WORK TO BE COMPLETED
Write out the listing exactly as it is given.

==== DATA SHOWN

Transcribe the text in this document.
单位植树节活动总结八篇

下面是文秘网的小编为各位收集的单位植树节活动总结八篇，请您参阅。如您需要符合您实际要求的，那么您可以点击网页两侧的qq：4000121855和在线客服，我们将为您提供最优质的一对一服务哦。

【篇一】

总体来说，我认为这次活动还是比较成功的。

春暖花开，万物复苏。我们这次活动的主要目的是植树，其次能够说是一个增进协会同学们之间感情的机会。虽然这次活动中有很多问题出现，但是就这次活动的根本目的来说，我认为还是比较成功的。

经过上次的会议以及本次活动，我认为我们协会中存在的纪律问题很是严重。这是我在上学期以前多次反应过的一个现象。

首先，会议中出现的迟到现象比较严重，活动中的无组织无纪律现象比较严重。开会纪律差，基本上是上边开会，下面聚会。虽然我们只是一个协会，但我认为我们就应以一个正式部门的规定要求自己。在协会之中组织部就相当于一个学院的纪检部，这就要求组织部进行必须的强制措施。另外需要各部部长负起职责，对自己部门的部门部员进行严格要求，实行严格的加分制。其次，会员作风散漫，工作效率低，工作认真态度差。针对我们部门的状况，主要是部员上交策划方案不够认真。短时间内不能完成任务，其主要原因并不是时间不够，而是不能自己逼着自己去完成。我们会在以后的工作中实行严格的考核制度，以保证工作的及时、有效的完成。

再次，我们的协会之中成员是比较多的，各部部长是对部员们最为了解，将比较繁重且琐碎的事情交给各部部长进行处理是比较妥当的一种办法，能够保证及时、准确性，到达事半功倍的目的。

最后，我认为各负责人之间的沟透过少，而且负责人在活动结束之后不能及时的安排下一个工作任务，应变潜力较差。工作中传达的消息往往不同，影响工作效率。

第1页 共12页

========

FULL OUTPUT
Transcribe the text in this document.
单位植树节活动总结八篇

下面是文秘网的小编为各位收集的单位植树节活动总结八篇，请您参阅。如您需要符合您实际要求的，那么您可以点击网页两侧的qq：4000121855和在线客服，我们将为您提供最优质的一对一服务哦。

【篇一】

总体来说，我认为这次活动还是比较成功的。

春暖花开，万物复苏。我们这次活动的主要目的是植树，其次能够说是一个增进协会同学们之间感情的机会。虽然这次活动中有很多问题出现，但是就这次活动的根本目的来说，我认为还是比较成功的。

经过上次的会议以及本次活动，我认为我们协会中存在的纪律问题很是严重。这是我在上学期以前多次反应过的一个现象。

首先，会议中出现的迟到现象比较严重，活动中的无组织无纪律现象比较严重。开会纪律差，基本上是上边开会，下面聚会。虽然我们只是一个协会，但我认为我们就应以一个正式部门的规定要求自己。在协会之中组织部就相当于一个学院的纪检部，这就要求组织部进行必须的强制措施。另外需要各部部长负起职责，对自己部门的部门部员进行严格要求，实行严格的加分制。其次，会员作风散漫，工作效率低，工作认真态度差。针对我们部门的状况，主要是部员上交策划方案不够认真。短时间内不能完成任务，其主要原因并不是时间不够，而是不能自己逼着自己去完成。我们会在以后的工作中实行严格的考核制度，以保证工作的及时、有效的完成。

再次，我们的协会之中成员是比较多的，各部部长是对部员们最为了解，将比较繁重且琐碎的事情交给各部部长进行处理是比较妥当的一种办法，能够保证及时、准确性，到达事半功倍的目的。

最后，我认为各负责人之间的沟透过少，而且负责人在活动结束之后不能及时的安排下一个工作任务，应变潜力较差。工作中传达的消息往往不同，影响工作效率。

第1页 共12页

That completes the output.